## START Provided records

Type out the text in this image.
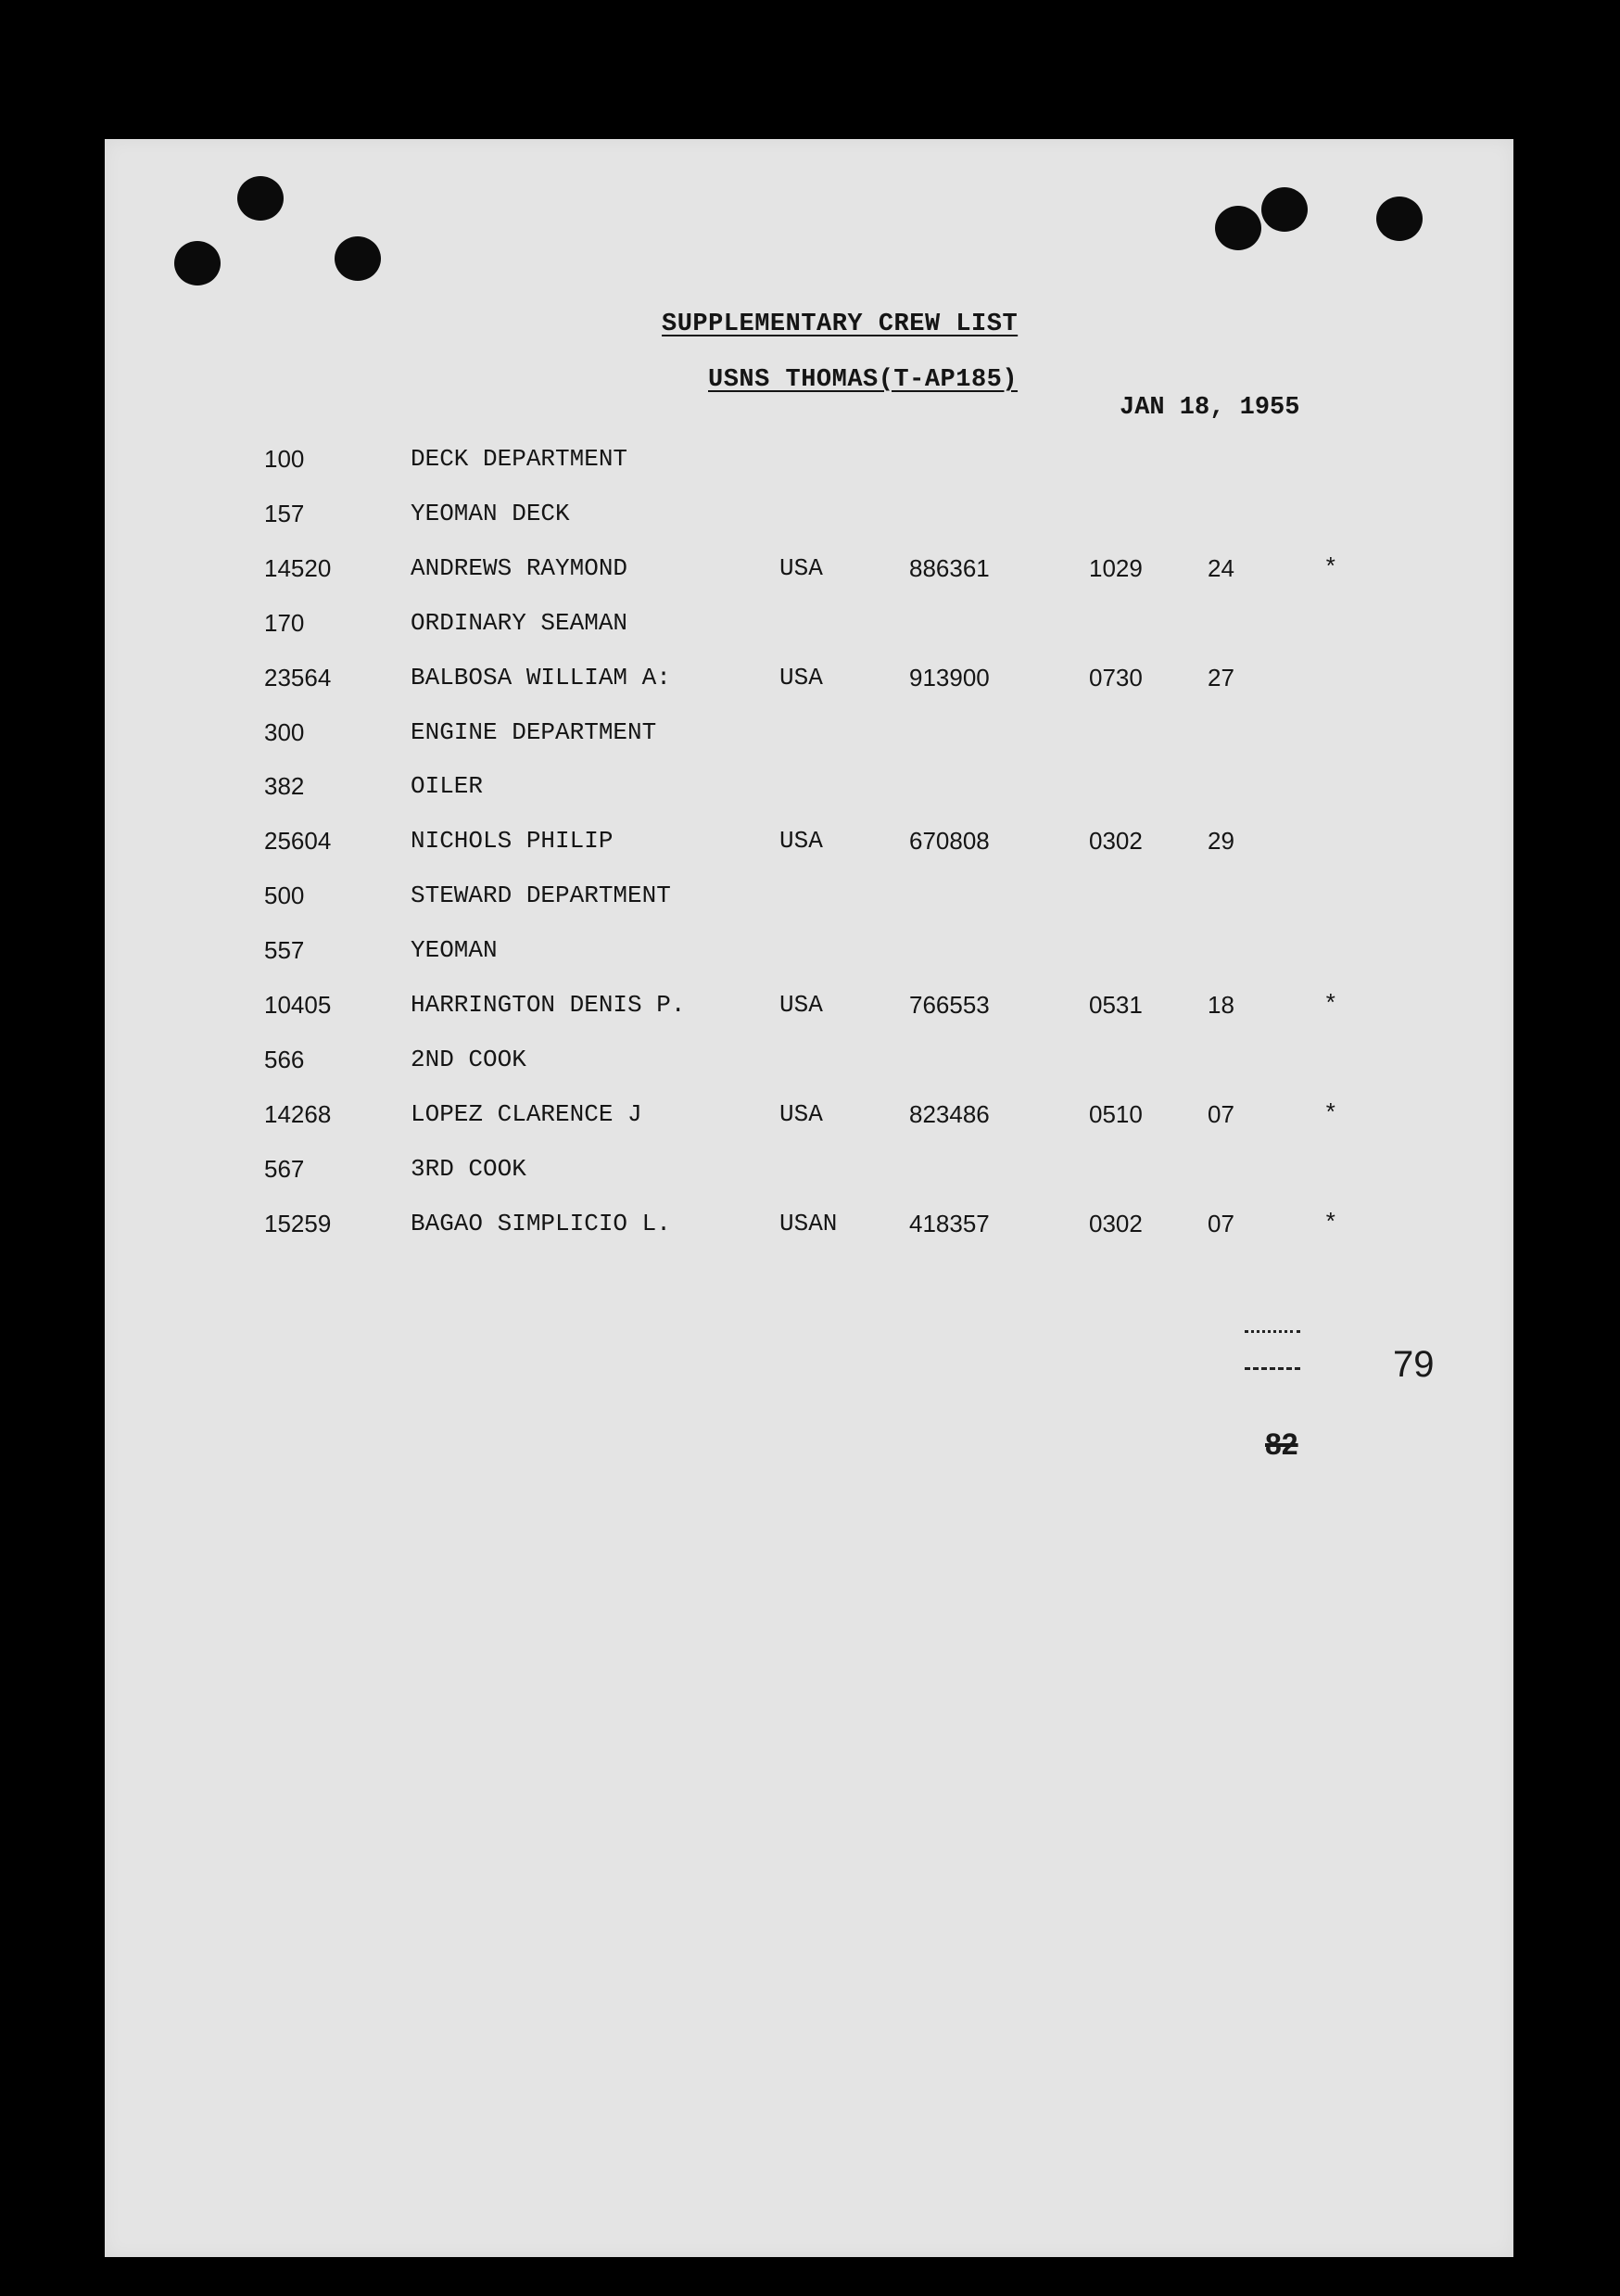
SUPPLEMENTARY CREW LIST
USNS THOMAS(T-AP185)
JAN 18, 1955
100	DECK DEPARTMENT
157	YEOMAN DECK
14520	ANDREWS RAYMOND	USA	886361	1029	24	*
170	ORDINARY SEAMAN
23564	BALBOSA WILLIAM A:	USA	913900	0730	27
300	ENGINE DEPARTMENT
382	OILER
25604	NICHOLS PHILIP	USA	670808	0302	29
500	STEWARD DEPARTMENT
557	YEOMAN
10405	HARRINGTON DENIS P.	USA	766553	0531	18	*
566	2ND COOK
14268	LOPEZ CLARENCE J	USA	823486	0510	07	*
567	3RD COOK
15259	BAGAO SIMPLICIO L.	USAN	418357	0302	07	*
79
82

## END Provided records

Work required ->
Copy the material shown above in full and exactly. Skip the pictures.

Full output ->
Type out the text in this image.
SUPPLEMENTARY CREW LIST
USNS THOMAS(T-AP185)
JAN 18, 1955
100	DECK DEPARTMENT
157	YEOMAN DECK
14520	ANDREWS RAYMOND	USA	886361	1029	24	*
170	ORDINARY SEAMAN
23564	BALBOSA WILLIAM A:	USA	913900	0730	27
300	ENGINE DEPARTMENT
382	OILER
25604	NICHOLS PHILIP	USA	670808	0302	29
500	STEWARD DEPARTMENT
557	YEOMAN
10405	HARRINGTON DENIS P.	USA	766553	0531	18	*
566	2ND COOK
14268	LOPEZ CLARENCE J	USA	823486	0510	07	*
567	3RD COOK
15259	BAGAO SIMPLICIO L.	USAN	418357	0302	07	*
79
82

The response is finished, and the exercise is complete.